▸ **TASKS TO PERFORM**
1. Write out the part of the Feb. 17 history list from "In 1867, English" to "in Canadian history.", inclusive, with no changes.
2. Answer these questions using the Feb. 17 history list:
(a) Who was the first person to can sardines?
(b) Where did Geronimo die?
(c) Under Lester Pearson's announcement, at what age would old-age pensions become payable?

▸ **PASSAGE PROVIDED**
☆ ☆ ☆ ☆ ☆ ☆ ☆

Today in History for Feb. 17:
On this date:
In 1673, French playwright Moliere died after collapsing during a performance of his play, "The Imaginary Invalid."
In 1781, Dr. Rene Laennec, inventor of the stethoscope, was born in France. He died in 1826.
In 1858, the Waldensians, considered by many to be the first "Protestants" and who lived in the Italian Alps and survived through persecution for 800 years, were finally guaranteed civil and religious rights. They trace their beginnings back to the teachings of a wealthy merchant named Pater Waldo in the late 1100's, and are considered by many scholars to be "the oldest evangelical church."
In 1867, the first ship passed through the Suez Canal.
In 1867, English chocolate maker William Cadbury was born.
In 1869, the Canadian Society for the Prevention of Cruelty to Animals was organized.
In 1874, IBM founder Thomas J. Watson Sr. was born.
In 1876, Julius Wolff of Eastport, Maine, became the first person to can sardines.
In 1877, the first news dispatch was sent by telephone. The story about a lecture and phone demonstration by Alexander Graham Bell appeared the next day in the Boston Globe.
In 1909, Chiricahua Apache leader Geronimo (also known as Goyathlay, "One Who Yawns") died at Fort Sill, Okla., at age 79.
In 1919, former prime minister Sir Wilfrid Laurier died of a stroke in Ottawa at age 77. The first Canadian prime minister of French ancestry, Laurier spent 45 uninterrupted years in the House of Commons. He served as prime minister from 1896 to 1911, the longest unbroken tenure in Canadian history.
In 1932, following a 48-day manhunt, Albert Johnson, known as the Mad Trapper, was shot dead by the RCMP in the northern Yukon. Johnson, whose background remains a mystery, had eluded police after wounding an officer investigating a complaint about trap lines. Another Mountie was killed during the chase.
In 1959, the United States launched "Vanguard 2," a satellite carrying meteorological equipment.
In 1960, Prime Minister John Diefenbaker opened the National Gallery of Canada in Ottawa.
In 1965, Prime Minister Lester Pearson announced that old-age pensions would be made payable at age 65 instead of 70, with the change to be phased in over five years.

☆ ☆ ☆ ☆ ☆ ☆ ☆

▸ **ENTRIES SUPPLIED**

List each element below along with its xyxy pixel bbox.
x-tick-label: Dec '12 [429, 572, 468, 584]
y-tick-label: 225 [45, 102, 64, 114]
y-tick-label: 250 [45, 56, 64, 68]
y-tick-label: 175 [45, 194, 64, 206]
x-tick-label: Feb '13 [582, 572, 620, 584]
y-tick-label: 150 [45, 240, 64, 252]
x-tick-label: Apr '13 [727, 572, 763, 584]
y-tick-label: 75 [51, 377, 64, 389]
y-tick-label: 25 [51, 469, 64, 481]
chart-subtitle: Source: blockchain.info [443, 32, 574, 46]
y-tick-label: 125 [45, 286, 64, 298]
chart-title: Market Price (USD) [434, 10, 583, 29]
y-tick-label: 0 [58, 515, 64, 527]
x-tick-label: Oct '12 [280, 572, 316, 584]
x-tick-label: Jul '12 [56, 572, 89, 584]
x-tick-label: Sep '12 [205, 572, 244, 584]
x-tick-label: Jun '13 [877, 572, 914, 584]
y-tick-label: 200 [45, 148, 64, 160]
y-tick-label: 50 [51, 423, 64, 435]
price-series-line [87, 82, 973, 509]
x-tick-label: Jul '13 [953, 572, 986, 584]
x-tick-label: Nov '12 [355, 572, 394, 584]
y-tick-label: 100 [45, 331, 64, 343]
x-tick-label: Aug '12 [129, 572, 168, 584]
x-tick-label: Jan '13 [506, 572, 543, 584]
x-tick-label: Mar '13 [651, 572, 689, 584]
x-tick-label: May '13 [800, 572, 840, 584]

☆ ☆ ☆ ☆ ☆ ☆ ☆

▸ **EXPECTED RESPONSES**
1.
In 1867, English chocolate maker William Cadbury was born.
In 1869, the Canadian Society for the Prevention of Cruelty to Animals was organized.
In 1874, IBM founder Thomas J. Watson Sr. was born.
In 1876, Julius Wolff of Eastport, Maine, became the first person to can sardines.
In 1877, the first news dispatch was sent by telephone. The story about a lecture and phone demonstration by Alexander Graham Bell appeared the next day in the Boston Globe.
In 1909, Chiricahua Apache leader Geronimo (also known as Goyathlay, "One Who Yawns") died at Fort Sill, Okla., at age 79.
In 1919, former prime minister Sir Wilfrid Laurier died of a stroke in Ottawa at age 77. The first Canadian prime minister of French ancestry, Laurier spent 45 uninterrupted years in the House of Commons. He served as prime minister from 1896 to 1911, the longest unbroken tenure in Canadian history.

2.
(a) Julius Wolff of Eastport, Maine
(b) At Fort Sill, Okla.
(c) At age 65